Wherever the word "Camembert" appears in a line, extract that line.

[Collected data entries]
....................
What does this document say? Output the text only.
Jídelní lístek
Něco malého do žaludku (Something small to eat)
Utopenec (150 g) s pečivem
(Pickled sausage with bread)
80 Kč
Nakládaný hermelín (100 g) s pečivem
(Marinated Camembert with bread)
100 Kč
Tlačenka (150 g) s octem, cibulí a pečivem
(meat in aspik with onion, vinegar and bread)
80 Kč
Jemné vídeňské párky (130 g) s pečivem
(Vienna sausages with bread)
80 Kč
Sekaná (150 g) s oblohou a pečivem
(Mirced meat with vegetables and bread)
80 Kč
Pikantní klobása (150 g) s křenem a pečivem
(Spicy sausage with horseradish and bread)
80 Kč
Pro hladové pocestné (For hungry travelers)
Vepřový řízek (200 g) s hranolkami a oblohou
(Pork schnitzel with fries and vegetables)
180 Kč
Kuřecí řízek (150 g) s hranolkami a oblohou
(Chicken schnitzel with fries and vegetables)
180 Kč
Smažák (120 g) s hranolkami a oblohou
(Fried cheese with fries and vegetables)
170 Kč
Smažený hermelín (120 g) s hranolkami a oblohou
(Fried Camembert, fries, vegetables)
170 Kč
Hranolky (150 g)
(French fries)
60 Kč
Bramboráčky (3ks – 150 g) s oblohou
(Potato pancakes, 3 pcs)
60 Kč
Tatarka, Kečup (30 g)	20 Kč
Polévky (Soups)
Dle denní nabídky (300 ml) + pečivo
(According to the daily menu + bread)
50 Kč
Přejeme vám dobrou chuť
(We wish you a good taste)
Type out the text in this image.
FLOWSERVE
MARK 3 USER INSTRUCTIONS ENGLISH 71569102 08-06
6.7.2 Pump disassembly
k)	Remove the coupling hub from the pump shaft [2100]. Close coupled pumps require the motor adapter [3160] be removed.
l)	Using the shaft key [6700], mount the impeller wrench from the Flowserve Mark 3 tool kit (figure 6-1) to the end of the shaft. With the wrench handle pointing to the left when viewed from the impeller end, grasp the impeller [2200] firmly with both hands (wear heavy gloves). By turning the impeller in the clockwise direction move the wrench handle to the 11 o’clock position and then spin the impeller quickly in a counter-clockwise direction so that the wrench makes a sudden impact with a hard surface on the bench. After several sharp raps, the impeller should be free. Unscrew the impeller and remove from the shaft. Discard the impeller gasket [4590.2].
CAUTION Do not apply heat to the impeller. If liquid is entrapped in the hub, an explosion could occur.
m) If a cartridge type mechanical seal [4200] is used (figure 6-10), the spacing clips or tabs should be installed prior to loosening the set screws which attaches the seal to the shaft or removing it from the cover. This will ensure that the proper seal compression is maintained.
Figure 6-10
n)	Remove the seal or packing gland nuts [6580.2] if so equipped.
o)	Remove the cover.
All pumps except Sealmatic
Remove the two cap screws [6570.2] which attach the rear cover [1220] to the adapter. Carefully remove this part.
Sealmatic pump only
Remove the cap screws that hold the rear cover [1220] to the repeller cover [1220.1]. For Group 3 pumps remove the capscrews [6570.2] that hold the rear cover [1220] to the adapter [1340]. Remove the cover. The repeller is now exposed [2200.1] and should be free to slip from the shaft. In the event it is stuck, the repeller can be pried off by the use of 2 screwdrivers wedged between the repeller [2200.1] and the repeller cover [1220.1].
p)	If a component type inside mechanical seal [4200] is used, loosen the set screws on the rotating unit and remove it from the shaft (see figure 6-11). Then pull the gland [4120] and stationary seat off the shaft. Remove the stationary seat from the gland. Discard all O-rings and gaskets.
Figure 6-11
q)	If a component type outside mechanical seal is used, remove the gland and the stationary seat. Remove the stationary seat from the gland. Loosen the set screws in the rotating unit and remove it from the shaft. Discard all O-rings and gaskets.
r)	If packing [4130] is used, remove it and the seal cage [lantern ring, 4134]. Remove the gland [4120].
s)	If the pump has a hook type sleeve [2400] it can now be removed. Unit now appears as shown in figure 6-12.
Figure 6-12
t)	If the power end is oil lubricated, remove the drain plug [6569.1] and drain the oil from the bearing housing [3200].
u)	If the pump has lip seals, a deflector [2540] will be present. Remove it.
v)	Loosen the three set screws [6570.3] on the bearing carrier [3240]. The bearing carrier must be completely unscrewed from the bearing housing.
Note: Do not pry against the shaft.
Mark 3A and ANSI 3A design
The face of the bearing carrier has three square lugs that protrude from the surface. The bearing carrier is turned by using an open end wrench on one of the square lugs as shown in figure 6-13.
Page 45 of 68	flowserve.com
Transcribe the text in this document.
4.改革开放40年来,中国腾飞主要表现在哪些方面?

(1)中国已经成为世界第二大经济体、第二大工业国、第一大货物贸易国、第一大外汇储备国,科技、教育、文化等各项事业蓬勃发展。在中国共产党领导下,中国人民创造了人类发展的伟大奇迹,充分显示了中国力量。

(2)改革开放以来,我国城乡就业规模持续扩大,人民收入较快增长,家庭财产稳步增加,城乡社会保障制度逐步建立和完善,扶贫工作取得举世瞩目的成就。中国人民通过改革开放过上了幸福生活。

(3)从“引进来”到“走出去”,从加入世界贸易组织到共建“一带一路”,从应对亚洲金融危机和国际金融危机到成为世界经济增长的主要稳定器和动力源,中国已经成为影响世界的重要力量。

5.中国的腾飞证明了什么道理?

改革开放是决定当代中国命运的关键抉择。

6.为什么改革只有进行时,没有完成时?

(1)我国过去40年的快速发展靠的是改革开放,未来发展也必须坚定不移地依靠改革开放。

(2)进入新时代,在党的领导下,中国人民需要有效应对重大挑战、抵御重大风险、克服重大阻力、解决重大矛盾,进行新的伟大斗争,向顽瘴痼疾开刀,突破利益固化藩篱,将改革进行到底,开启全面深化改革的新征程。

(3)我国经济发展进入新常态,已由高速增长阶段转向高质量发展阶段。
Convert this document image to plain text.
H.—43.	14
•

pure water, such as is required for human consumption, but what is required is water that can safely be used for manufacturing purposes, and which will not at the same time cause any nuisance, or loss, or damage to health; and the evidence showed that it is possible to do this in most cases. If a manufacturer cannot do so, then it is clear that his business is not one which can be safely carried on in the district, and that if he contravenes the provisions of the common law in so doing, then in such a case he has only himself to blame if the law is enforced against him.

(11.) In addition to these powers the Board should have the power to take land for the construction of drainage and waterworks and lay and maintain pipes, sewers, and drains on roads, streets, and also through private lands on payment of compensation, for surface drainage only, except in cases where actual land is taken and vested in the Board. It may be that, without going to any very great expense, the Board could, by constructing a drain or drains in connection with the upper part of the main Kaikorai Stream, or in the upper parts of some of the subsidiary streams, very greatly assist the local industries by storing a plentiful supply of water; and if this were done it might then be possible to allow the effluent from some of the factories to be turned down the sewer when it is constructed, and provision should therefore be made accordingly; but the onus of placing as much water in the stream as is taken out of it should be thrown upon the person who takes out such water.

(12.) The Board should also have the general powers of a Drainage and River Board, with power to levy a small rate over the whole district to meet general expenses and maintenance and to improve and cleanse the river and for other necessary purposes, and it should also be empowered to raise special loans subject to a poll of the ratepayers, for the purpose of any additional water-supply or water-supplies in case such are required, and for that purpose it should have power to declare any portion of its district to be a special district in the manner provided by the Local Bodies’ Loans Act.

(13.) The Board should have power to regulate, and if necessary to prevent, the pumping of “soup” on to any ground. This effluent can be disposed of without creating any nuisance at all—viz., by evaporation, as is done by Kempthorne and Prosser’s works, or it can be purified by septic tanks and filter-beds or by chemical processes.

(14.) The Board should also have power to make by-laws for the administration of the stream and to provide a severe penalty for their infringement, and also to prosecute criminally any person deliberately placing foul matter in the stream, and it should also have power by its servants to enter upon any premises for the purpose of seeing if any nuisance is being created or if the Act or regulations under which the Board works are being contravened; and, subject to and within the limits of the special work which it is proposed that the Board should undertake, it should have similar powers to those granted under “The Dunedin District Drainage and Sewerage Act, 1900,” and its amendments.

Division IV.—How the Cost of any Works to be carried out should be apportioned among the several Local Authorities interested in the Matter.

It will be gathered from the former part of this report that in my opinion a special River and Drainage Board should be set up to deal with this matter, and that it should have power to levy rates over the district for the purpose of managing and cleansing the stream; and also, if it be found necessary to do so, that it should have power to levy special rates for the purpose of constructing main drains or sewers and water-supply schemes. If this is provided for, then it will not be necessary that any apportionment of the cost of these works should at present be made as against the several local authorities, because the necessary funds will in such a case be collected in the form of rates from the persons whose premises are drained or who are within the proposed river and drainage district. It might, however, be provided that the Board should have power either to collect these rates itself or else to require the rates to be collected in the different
....................
- Exercise response -
(Marinated Camembert with bread)
(Fried Camembert, fries, vegetables)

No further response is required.